#### Directions for this task
Each record below should appear again exactly as written.

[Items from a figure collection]
** Start **
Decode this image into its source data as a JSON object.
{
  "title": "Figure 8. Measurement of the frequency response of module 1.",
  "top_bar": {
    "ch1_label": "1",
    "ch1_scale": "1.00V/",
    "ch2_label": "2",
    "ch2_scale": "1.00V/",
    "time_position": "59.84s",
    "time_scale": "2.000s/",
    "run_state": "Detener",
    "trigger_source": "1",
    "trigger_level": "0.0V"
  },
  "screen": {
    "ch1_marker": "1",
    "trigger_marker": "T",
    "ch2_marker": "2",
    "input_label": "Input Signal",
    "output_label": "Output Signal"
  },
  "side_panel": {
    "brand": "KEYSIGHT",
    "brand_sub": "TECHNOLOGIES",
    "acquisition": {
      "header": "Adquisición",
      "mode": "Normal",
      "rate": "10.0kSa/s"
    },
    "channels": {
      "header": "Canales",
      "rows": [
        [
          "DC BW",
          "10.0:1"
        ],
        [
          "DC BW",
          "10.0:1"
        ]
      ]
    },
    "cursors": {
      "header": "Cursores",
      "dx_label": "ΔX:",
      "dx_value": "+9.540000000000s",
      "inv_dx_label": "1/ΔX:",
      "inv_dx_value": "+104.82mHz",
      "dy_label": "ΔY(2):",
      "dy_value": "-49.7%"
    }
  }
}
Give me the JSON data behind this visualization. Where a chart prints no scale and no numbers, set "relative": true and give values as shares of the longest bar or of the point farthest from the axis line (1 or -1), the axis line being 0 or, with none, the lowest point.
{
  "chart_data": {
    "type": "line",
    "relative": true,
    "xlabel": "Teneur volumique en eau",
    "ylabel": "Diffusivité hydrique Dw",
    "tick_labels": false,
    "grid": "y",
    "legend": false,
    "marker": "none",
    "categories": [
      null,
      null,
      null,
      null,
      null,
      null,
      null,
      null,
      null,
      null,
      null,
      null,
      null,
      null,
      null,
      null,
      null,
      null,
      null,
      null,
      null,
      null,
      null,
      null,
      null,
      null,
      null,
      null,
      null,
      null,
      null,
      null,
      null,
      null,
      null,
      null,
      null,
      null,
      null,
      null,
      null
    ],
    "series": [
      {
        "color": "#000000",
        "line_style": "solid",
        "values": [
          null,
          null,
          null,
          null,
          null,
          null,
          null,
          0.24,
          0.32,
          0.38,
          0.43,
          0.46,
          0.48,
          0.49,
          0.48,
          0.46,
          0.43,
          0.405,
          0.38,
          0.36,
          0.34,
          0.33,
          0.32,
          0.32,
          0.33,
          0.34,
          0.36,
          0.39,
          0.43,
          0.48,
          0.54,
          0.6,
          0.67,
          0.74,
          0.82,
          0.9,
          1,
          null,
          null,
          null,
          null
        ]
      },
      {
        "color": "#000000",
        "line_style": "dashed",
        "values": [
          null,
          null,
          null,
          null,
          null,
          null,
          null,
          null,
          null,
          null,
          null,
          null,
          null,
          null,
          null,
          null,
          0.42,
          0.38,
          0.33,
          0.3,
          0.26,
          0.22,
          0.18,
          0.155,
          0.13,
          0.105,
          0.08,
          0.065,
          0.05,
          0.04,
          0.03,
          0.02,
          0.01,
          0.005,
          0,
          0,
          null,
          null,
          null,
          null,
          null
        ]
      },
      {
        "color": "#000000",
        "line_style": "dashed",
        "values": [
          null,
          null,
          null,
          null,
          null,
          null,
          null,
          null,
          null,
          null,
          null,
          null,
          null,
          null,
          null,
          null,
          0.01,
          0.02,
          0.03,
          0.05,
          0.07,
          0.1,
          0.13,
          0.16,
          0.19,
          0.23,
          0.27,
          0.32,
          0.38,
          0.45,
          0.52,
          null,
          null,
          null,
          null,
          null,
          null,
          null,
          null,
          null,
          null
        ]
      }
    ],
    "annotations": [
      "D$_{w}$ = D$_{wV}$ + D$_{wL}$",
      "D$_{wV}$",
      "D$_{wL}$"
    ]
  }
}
** End **
#### Response to the exercise
Decode this image into its source data as a JSON object.
{
  "title": "Figure 8. Measurement of the frequency response of module 1.",
  "top_bar": {
    "ch1_label": "1",
    "ch1_scale": "1.00V/",
    "ch2_label": "2",
    "ch2_scale": "1.00V/",
    "time_position": "59.84s",
    "time_scale": "2.000s/",
    "run_state": "Detener",
    "trigger_source": "1",
    "trigger_level": "0.0V"
  },
  "screen": {
    "ch1_marker": "1",
    "trigger_marker": "T",
    "ch2_marker": "2",
    "input_label": "Input Signal",
    "output_label": "Output Signal"
  },
  "side_panel": {
    "brand": "KEYSIGHT",
    "brand_sub": "TECHNOLOGIES",
    "acquisition": {
      "header": "Adquisición",
      "mode": "Normal",
      "rate": "10.0kSa/s"
    },
    "channels": {
      "header": "Canales",
      "rows": [
        [
          "DC BW",
          "10.0:1"
        ],
        [
          "DC BW",
          "10.0:1"
        ]
      ]
    },
    "cursors": {
      "header": "Cursores",
      "dx_label": "ΔX:",
      "dx_value": "+9.540000000000s",
      "inv_dx_label": "1/ΔX:",
      "inv_dx_value": "+104.82mHz",
      "dy_label": "ΔY(2):",
      "dy_value": "-49.7%"
    }
  }
}
Give me the JSON data behind this visualization. Where a chart prints no scale and no numbers, set "relative": true and give values as shares of the longest bar or of the point farthest from the axis line (1 or -1), the axis line being 0 or, with none, the lowest point.
{
  "chart_data": {
    "type": "line",
    "relative": true,
    "xlabel": "Teneur volumique en eau",
    "ylabel": "Diffusivité hydrique Dw",
    "tick_labels": false,
    "grid": "y",
    "legend": false,
    "marker": "none",
    "categories": [
      null,
      null,
      null,
      null,
      null,
      null,
      null,
      null,
      null,
      null,
      null,
      null,
      null,
      null,
      null,
      null,
      null,
      null,
      null,
      null,
      null,
      null,
      null,
      null,
      null,
      null,
      null,
      null,
      null,
      null,
      null,
      null,
      null,
      null,
      null,
      null,
      null,
      null,
      null,
      null,
      null
    ],
    "series": [
      {
        "color": "#000000",
        "line_style": "solid",
        "values": [
          null,
          null,
          null,
          null,
          null,
          null,
          null,
          0.24,
          0.32,
          0.38,
          0.43,
          0.46,
          0.48,
          0.49,
          0.48,
          0.46,
          0.43,
          0.405,
          0.38,
          0.36,
          0.34,
          0.33,
          0.32,
          0.32,
          0.33,
          0.34,
          0.36,
          0.39,
          0.43,
          0.48,
          0.54,
          0.6,
          0.67,
          0.74,
          0.82,
          0.9,
          1,
          null,
          null,
          null,
          null
        ]
      },
      {
        "color": "#000000",
        "line_style": "dashed",
        "values": [
          null,
          null,
          null,
          null,
          null,
          null,
          null,
          null,
          null,
          null,
          null,
          null,
          null,
          null,
          null,
          null,
          0.42,
          0.38,
          0.33,
          0.3,
          0.26,
          0.22,
          0.18,
          0.155,
          0.13,
          0.105,
          0.08,
          0.065,
          0.05,
          0.04,
          0.03,
          0.02,
          0.01,
          0.005,
          0,
          0,
          null,
          null,
          null,
          null,
          null
        ]
      },
      {
        "color": "#000000",
        "line_style": "dashed",
        "values": [
          null,
          null,
          null,
          null,
          null,
          null,
          null,
          null,
          null,
          null,
          null,
          null,
          null,
          null,
          null,
          null,
          0.01,
          0.02,
          0.03,
          0.05,
          0.07,
          0.1,
          0.13,
          0.16,
          0.19,
          0.23,
          0.27,
          0.32,
          0.38,
          0.45,
          0.52,
          null,
          null,
          null,
          null,
          null,
          null,
          null,
          null,
          null,
          null
        ]
      }
    ],
    "annotations": [
      "D$_{w}$ = D$_{wV}$ + D$_{wL}$",
      "D$_{wV}$",
      "D$_{wL}$"
    ]
  }
}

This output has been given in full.